Count how many lines contain the word "Интернетом". Respond with the number alone.

[Extracted data entries]
· · · · ·
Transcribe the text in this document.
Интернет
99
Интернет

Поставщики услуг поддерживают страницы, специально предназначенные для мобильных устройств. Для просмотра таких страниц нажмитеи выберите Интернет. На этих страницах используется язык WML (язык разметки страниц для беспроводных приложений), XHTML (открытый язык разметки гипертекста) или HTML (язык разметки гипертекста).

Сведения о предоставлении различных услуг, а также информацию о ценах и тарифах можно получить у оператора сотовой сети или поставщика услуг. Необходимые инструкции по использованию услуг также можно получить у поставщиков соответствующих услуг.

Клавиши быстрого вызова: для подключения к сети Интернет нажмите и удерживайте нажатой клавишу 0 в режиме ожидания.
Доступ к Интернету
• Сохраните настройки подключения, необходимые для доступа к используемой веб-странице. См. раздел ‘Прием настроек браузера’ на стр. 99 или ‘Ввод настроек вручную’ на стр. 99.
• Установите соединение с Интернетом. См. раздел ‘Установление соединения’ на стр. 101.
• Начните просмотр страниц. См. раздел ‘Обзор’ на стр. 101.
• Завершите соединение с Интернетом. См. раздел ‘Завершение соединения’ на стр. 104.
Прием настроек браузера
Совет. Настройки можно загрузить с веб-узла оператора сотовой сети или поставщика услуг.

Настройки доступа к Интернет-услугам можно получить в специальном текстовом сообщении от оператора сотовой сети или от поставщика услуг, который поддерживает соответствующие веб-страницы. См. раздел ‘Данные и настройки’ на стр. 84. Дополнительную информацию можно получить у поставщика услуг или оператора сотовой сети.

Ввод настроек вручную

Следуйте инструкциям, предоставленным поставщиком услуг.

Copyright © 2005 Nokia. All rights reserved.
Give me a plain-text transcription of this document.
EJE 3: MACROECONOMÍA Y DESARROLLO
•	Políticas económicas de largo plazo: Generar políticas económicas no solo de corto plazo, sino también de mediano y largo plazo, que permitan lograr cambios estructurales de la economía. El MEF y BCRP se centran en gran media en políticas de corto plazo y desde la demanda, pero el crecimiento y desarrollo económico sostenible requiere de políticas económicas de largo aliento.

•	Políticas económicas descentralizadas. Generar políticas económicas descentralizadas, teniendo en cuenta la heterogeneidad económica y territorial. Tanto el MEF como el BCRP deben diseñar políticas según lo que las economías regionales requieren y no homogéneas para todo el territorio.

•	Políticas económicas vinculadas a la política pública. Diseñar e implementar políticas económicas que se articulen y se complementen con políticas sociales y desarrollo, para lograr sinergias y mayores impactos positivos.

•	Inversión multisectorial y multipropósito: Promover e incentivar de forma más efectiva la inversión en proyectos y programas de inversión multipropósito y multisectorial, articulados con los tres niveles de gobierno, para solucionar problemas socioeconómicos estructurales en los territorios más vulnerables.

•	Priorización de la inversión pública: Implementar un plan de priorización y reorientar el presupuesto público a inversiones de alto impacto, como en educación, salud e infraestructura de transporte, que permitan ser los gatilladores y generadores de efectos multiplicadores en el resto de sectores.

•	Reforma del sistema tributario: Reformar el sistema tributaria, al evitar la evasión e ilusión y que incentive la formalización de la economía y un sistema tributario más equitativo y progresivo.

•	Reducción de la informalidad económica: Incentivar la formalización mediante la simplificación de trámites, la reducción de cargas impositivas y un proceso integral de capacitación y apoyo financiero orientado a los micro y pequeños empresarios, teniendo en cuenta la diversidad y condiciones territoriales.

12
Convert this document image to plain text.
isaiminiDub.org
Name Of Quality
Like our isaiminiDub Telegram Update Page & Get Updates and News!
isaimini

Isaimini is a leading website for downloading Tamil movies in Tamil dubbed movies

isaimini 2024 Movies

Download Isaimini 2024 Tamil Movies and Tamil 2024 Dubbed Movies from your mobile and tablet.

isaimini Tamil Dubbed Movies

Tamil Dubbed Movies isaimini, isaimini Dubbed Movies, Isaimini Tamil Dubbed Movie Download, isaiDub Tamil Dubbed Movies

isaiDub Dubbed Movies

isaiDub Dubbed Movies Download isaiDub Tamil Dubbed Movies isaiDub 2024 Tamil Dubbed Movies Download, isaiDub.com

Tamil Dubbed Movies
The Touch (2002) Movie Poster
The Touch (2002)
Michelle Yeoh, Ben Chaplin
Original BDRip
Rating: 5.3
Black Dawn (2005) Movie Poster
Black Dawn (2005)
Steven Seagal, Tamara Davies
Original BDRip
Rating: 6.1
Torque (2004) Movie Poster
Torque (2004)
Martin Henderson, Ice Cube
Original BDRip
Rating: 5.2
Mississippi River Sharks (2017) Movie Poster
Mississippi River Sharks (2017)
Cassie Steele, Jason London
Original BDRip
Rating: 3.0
· · · · ·
_Written answer_
2